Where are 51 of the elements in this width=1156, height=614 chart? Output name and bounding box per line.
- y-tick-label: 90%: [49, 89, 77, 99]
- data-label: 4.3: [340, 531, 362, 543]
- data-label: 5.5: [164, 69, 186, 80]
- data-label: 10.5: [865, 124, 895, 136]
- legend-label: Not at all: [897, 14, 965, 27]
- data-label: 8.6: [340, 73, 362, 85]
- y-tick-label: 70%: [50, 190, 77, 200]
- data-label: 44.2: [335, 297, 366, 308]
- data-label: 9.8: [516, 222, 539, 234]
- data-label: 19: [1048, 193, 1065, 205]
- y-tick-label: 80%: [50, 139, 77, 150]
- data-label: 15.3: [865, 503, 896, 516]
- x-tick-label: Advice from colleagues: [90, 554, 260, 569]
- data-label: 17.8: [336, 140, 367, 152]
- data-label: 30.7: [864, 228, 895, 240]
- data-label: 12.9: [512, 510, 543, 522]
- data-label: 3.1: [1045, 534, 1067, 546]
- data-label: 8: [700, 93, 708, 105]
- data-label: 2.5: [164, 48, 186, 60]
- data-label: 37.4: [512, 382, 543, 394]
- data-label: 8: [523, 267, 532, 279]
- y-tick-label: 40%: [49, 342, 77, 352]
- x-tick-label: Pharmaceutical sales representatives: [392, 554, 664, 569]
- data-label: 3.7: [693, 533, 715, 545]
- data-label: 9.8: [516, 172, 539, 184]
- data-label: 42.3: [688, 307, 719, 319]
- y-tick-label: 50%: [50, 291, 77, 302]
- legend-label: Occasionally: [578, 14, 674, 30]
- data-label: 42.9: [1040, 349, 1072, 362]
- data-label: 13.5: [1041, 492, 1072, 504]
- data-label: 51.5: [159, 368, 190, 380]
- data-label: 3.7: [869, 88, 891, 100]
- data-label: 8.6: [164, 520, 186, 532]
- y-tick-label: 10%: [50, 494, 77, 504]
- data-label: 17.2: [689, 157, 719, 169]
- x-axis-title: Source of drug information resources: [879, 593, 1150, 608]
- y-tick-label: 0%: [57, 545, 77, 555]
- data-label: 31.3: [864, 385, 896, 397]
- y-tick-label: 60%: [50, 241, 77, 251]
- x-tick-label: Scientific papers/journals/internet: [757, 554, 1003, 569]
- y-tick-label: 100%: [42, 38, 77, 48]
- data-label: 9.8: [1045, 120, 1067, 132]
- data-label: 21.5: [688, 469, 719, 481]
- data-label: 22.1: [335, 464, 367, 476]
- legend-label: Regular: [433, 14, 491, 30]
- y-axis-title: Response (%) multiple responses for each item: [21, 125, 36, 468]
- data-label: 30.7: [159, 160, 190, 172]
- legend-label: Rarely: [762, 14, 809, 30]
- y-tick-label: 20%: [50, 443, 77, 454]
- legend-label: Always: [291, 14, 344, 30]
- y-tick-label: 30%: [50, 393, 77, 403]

#### Do this
Copy every one of the lines above, keeping each character unchanged.

#### The response
Where are 51 of the elements in this width=1156, height=614 chart? Output name and bounding box per line.
- y-tick-label: 90%: [49, 89, 77, 99]
- data-label: 4.3: [340, 531, 362, 543]
- data-label: 5.5: [164, 69, 186, 80]
- data-label: 10.5: [865, 124, 895, 136]
- legend-label: Not at all: [897, 14, 965, 27]
- data-label: 8.6: [340, 73, 362, 85]
- y-tick-label: 70%: [50, 190, 77, 200]
- data-label: 44.2: [335, 297, 366, 308]
- data-label: 9.8: [516, 222, 539, 234]
- data-label: 19: [1048, 193, 1065, 205]
- y-tick-label: 80%: [50, 139, 77, 150]
- data-label: 15.3: [865, 503, 896, 516]
- x-tick-label: Advice from colleagues: [90, 554, 260, 569]
- data-label: 17.8: [336, 140, 367, 152]
- data-label: 30.7: [864, 228, 895, 240]
- data-label: 12.9: [512, 510, 543, 522]
- data-label: 3.1: [1045, 534, 1067, 546]
- data-label: 8: [700, 93, 708, 105]
- data-label: 2.5: [164, 48, 186, 60]
- data-label: 37.4: [512, 382, 543, 394]
- data-label: 8: [523, 267, 532, 279]
- y-tick-label: 40%: [49, 342, 77, 352]
- x-tick-label: Pharmaceutical sales representatives: [392, 554, 664, 569]
- data-label: 3.7: [693, 533, 715, 545]
- data-label: 9.8: [516, 172, 539, 184]
- data-label: 42.3: [688, 307, 719, 319]
- y-tick-label: 50%: [50, 291, 77, 302]
- legend-label: Occasionally: [578, 14, 674, 30]
- data-label: 42.9: [1040, 349, 1072, 362]
- data-label: 13.5: [1041, 492, 1072, 504]
- data-label: 51.5: [159, 368, 190, 380]
- data-label: 3.7: [869, 88, 891, 100]
- data-label: 8.6: [164, 520, 186, 532]
- y-tick-label: 10%: [50, 494, 77, 504]
- data-label: 17.2: [689, 157, 719, 169]
- x-axis-title: Source of drug information resources: [879, 593, 1150, 608]
- y-tick-label: 0%: [57, 545, 77, 555]
- data-label: 31.3: [864, 385, 896, 397]
- y-tick-label: 60%: [50, 241, 77, 251]
- x-tick-label: Scientific papers/journals/internet: [757, 554, 1003, 569]
- y-tick-label: 100%: [42, 38, 77, 48]
- data-label: 9.8: [1045, 120, 1067, 132]
- data-label: 21.5: [688, 469, 719, 481]
- data-label: 22.1: [335, 464, 367, 476]
- legend-label: Regular: [433, 14, 491, 30]
- y-axis-title: Response (%) multiple responses for each item: [21, 125, 36, 468]
- data-label: 30.7: [159, 160, 190, 172]
- legend-label: Rarely: [762, 14, 809, 30]
- y-tick-label: 20%: [50, 443, 77, 454]
- legend-label: Always: [291, 14, 344, 30]
- y-tick-label: 30%: [50, 393, 77, 403]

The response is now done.